Problem statement:
The answer is one number: how many lines in the data below hold "your".

-*-

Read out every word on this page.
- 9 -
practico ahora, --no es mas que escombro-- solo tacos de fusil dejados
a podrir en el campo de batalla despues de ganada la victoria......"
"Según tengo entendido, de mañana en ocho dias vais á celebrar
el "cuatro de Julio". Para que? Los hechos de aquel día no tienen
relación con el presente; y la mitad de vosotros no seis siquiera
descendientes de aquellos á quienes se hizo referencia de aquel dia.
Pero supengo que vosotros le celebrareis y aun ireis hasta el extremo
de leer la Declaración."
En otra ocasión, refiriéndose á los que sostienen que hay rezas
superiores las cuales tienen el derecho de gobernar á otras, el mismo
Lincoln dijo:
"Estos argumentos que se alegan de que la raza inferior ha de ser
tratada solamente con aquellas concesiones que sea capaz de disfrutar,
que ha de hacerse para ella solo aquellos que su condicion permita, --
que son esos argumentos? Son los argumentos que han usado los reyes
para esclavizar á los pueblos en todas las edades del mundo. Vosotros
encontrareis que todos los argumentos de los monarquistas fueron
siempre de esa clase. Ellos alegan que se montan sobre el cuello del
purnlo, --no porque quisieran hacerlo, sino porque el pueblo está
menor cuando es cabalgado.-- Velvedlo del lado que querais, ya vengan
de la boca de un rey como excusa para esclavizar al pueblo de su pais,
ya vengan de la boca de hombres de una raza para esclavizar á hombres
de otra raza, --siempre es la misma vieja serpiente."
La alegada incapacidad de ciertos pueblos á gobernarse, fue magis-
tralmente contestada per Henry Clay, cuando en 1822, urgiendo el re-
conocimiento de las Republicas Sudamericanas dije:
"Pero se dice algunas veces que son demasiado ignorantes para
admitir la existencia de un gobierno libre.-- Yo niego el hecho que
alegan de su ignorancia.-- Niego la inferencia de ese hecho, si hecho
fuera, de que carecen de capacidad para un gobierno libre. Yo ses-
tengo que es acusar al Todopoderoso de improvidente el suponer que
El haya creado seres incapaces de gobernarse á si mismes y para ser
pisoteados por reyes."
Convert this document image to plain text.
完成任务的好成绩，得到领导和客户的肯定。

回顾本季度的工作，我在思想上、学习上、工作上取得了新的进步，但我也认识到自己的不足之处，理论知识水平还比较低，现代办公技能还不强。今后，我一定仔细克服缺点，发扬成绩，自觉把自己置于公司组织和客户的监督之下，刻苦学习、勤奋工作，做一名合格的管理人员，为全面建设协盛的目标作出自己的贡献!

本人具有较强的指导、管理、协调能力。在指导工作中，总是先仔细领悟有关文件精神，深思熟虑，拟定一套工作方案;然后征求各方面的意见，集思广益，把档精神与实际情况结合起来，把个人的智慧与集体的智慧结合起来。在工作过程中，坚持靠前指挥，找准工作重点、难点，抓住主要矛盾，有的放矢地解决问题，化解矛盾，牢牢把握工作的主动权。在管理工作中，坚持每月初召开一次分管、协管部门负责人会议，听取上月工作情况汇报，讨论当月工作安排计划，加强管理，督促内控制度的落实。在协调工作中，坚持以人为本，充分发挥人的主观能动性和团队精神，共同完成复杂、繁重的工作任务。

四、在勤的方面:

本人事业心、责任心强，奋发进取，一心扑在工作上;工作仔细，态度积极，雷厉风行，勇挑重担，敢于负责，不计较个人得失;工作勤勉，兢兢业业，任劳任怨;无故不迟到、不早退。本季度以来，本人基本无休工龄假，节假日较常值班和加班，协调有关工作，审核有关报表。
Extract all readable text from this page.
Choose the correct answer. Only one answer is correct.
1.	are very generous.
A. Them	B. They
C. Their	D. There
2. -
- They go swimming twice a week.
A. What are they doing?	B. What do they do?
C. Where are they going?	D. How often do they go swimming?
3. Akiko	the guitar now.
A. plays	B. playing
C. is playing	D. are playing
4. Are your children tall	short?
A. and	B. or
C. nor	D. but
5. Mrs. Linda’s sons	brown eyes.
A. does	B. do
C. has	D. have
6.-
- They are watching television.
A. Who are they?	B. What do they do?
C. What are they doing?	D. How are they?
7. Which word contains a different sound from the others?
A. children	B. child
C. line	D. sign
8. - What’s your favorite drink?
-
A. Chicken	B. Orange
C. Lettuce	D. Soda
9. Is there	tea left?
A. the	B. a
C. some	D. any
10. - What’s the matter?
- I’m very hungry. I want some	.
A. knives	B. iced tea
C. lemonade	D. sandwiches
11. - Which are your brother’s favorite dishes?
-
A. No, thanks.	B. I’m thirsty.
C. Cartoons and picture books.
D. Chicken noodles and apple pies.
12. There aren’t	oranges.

-*-

Right answer:
3